→ Selected extract:
>> START
Tuesday, June 03, 2014

The Pond Water of History


Reading Norman Davies' two volume history of Poland. For a while I was off reading history. I thought of all the history I've read that's left almost no mark -- I know I've read a monumental history of Spain, for instance, thousands of pages long, and that all I clearly remember from it is that Cordoba was once a splendid Muslim city with a famous library. Shouldn't I maybe have read the Wikipedia entry instead? Years of my life have gone into reading these things. And now, the Polish dynasties sieve through my head, systems of land tenure, the wealth of Danzig, a vaguely grasped notion of the importance of the Vistula River, the extraordinary number of nobles and Jews -- one in ten people in Poland-Lithuania was one or the other, in the 16th Century! Unless it was the 17th. Will I remember any of it? Am I wasting my time?

I think I am not, but I'm not doing exactly what I thought I was when I started. When I was young and foolish, I thought I could learn all of history and have it all available in my head, or at least a lot of European history, or at least a lot of English history. Now I know that almost all this stuff will fall right back out of my head again. That doesn't necessarily mean it's not worth doing. There is another kind of knowledge building up, a synoptic sense of what people have done and will do, what sorts of organizations have succeeded, what sorts have failed, and some of the common notions of why. It's all terribly vague and unsatisfactory, and the more you read the more you realize how variable and subjective the notions are, but as it accumulates I find that I'm far less likely to be fooled by the demagogues and politicians of the moment. I'm no better at predicting the future than anyone else, but I recognize the rashness of betting on my predictions better than most. History has a way of wriggling out of what people expect.
>> END
→ Supplied material:
>> START
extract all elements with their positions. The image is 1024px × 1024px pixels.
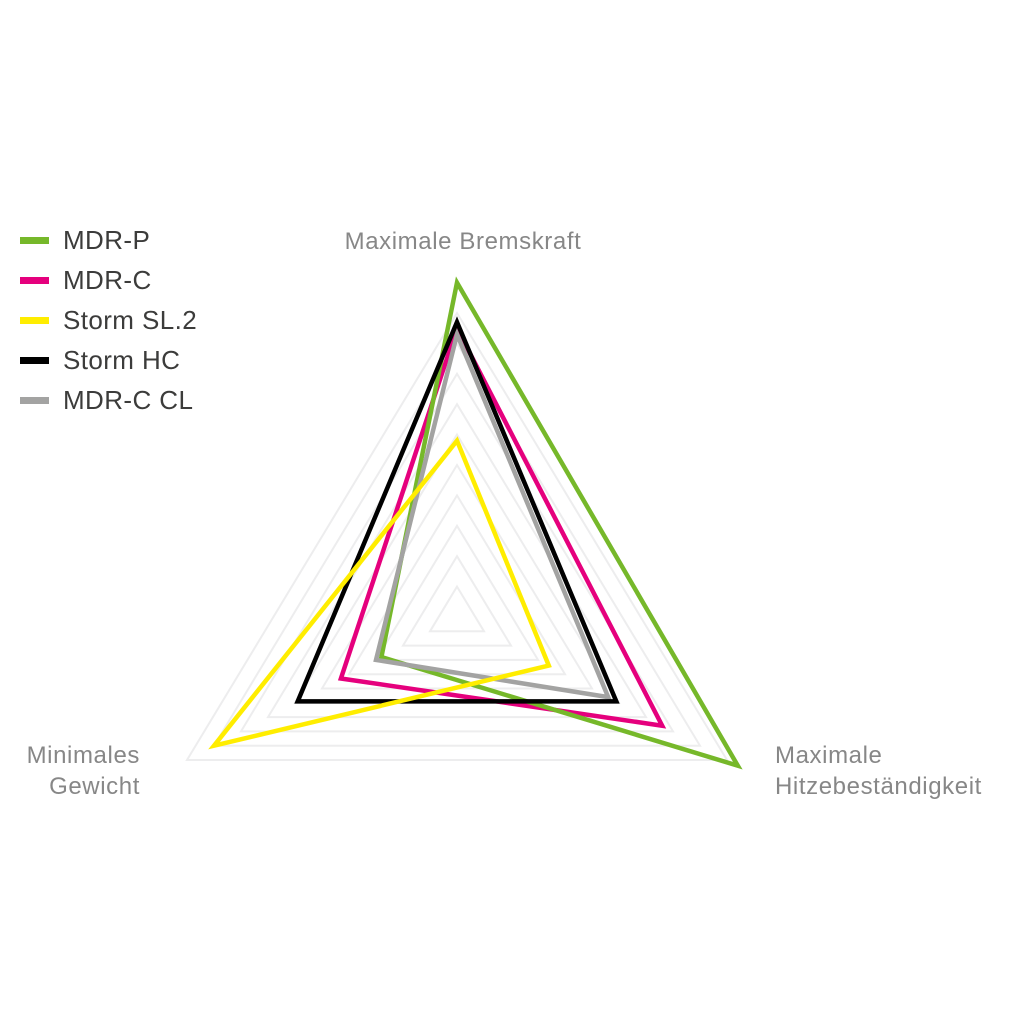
>> END
→ Tasks for this exercise:
1. Translate this sentence from the post on reading history into Spanish: "History has a way of wriggling out of what people expect."
2. Revise the post on reading history from "Tuesday, June 03, 2014" up to and including "wasting my time?", putting "encyclopedia article" in place of "Wikipedia entry".
3. In the post on reading history, what does the writer clearly remember from a monumental history of Spain?

→ Expected answers:
1. La historia tiene una manera de escabullirse de lo que la gente espera.

2.
Tuesday, June 03, 2014

The Pond Water of History


Reading Norman Davies' two volume history of Poland. For a while I was off reading history. I thought of all the history I've read that's left almost no mark -- I know I've read a monumental history of Spain, for instance, thousands of pages long, and that all I clearly remember from it is that Cordoba was once a splendid Muslim city with a famous library. Shouldn't I maybe have read the encyclopedia article instead? Years of my life have gone into reading these things. And now, the Polish dynasties sieve through my head, systems of land tenure, the wealth of Danzig, a vaguely grasped notion of the importance of the Vistula River, the extraordinary number of nobles and Jews -- one in ten people in Poland-Lithuania was one or the other, in the 16th Century! Unless it was the 17th. Will I remember any of it? Am I wasting my time?

3. That Cordoba was once a splendid Muslim city with a famous library.